Required work: Give the number of lines containing "Networks" in this listing, with no other words.

Stored rows:
##########

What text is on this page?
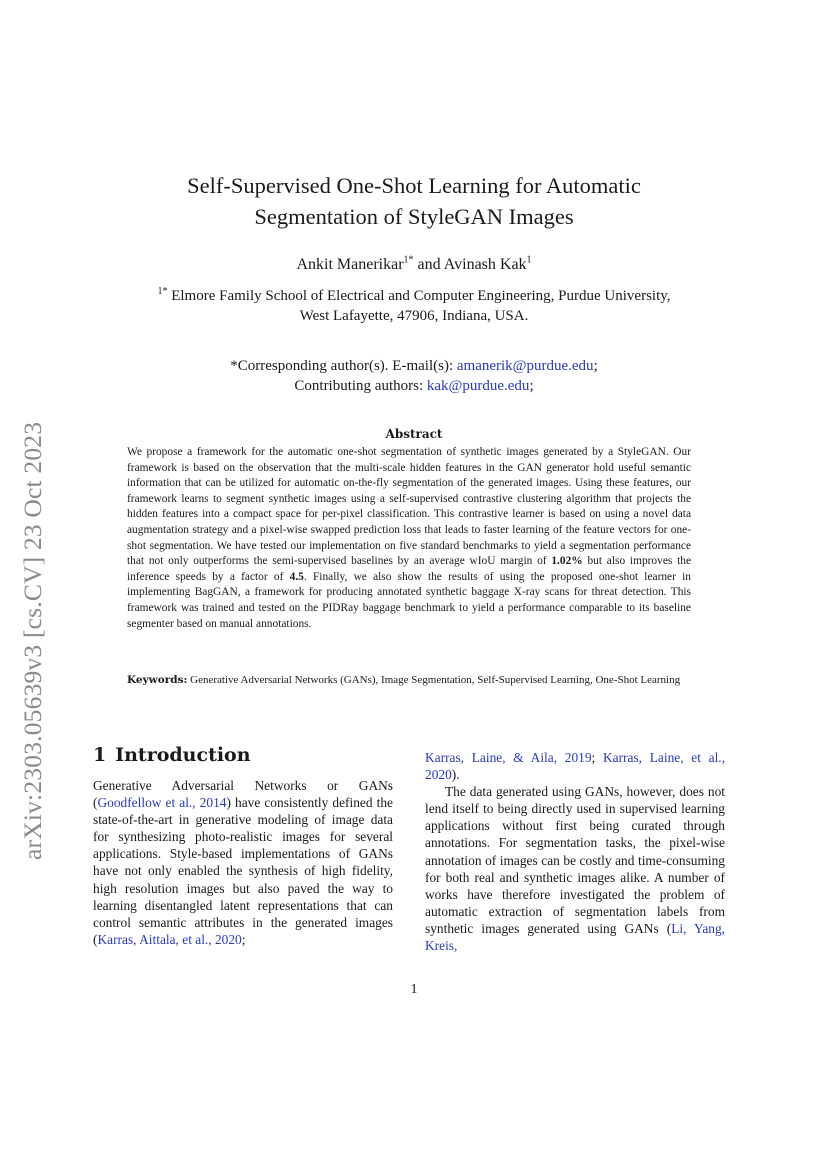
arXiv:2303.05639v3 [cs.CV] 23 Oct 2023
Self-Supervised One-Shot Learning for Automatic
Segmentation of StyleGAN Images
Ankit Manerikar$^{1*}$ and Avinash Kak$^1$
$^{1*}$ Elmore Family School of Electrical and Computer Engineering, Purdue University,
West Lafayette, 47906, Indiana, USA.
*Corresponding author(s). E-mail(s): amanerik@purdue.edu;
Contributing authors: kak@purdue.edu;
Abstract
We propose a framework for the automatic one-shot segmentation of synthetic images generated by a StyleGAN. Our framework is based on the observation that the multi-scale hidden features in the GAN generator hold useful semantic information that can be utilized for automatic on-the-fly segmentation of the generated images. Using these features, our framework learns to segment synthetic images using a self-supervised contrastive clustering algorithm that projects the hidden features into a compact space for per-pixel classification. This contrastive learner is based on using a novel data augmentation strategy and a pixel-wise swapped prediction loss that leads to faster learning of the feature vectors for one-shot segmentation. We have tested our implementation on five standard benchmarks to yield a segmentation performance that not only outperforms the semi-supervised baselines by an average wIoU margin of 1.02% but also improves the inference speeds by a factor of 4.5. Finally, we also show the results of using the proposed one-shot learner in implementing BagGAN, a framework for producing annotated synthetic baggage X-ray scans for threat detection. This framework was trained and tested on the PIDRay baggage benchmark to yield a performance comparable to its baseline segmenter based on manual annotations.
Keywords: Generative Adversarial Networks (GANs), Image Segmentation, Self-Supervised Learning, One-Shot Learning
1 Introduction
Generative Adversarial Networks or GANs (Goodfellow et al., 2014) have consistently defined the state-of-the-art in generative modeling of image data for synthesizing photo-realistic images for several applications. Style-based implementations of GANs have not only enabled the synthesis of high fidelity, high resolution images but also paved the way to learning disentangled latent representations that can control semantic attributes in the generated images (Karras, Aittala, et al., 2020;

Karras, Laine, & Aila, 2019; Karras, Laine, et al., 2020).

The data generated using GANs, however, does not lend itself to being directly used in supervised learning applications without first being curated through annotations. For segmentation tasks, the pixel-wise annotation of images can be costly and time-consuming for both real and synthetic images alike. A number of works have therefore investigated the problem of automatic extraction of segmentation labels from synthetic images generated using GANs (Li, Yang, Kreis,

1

##########

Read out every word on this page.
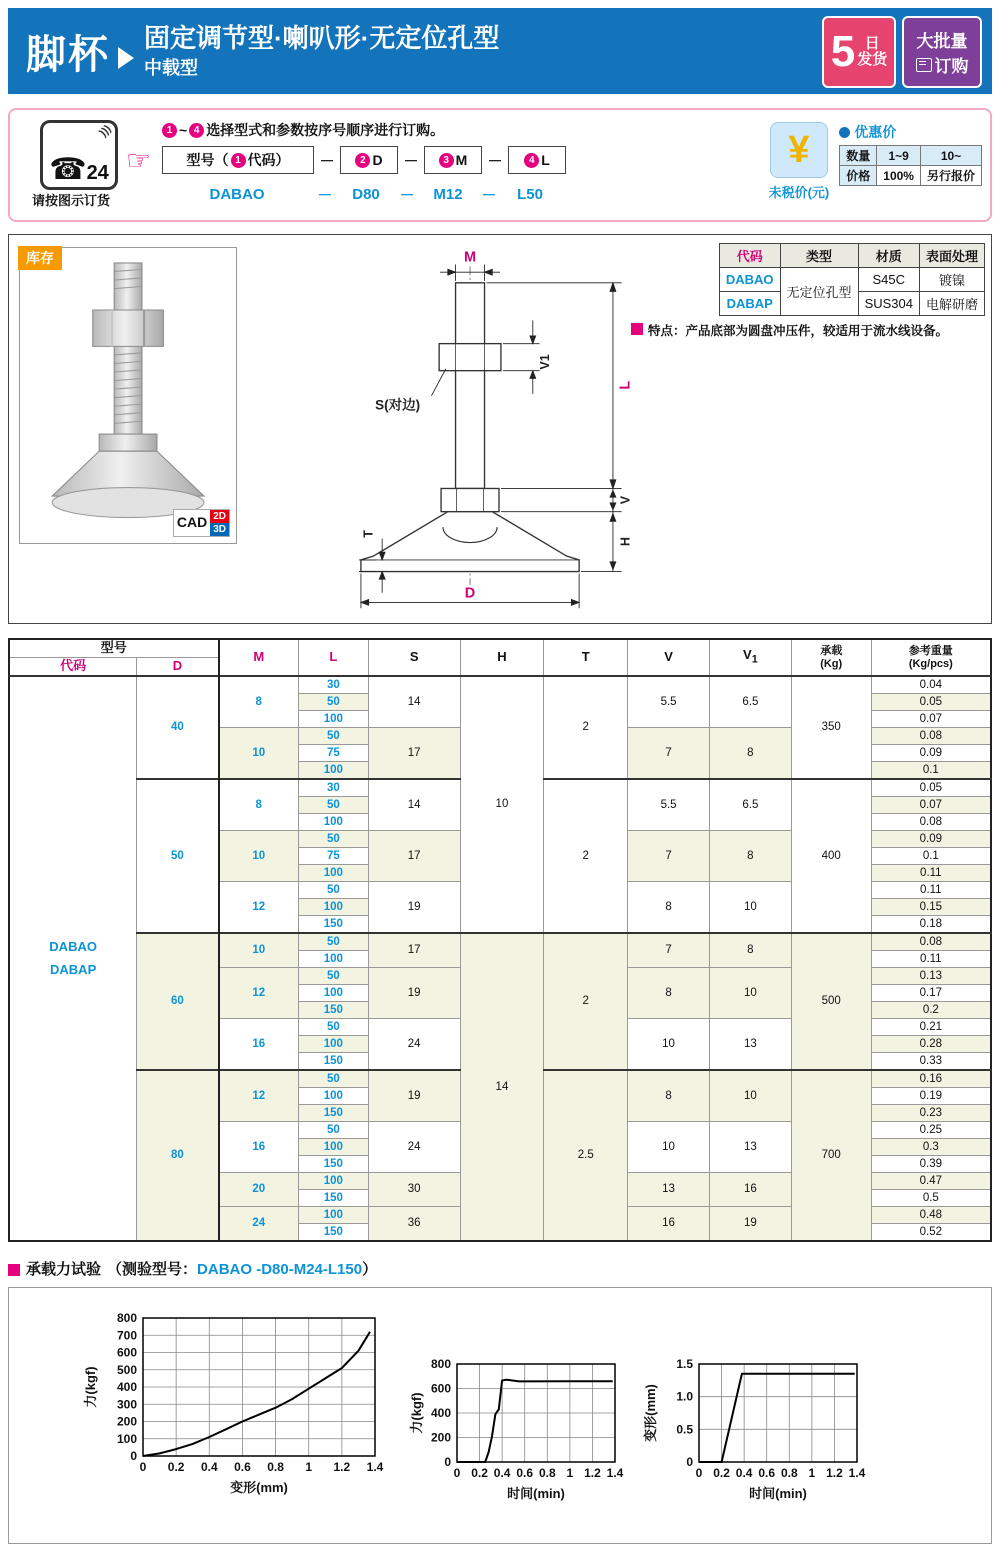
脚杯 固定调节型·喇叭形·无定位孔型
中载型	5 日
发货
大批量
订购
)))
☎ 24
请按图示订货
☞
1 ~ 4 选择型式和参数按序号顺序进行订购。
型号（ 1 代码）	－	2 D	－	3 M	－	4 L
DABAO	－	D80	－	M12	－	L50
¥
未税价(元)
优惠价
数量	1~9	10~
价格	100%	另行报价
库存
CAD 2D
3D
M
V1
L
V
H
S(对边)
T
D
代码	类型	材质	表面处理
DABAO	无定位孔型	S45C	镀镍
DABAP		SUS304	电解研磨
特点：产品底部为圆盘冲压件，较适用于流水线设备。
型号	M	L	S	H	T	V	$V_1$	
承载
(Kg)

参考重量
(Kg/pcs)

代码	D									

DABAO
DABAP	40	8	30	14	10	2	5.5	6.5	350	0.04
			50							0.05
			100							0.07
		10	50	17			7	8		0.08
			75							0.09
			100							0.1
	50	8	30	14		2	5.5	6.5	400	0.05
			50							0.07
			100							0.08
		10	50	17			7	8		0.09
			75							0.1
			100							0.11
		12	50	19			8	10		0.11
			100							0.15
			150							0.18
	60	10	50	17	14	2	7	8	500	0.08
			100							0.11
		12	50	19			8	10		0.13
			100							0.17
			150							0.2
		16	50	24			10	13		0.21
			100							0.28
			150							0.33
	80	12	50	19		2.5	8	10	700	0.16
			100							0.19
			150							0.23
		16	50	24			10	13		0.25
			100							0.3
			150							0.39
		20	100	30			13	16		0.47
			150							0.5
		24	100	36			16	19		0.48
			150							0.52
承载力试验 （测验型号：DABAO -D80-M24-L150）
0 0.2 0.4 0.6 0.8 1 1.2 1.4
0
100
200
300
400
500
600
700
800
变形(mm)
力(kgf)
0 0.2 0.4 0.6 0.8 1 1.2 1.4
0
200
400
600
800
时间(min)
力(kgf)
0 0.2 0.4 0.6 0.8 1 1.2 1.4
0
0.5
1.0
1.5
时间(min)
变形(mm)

##########

The response: 2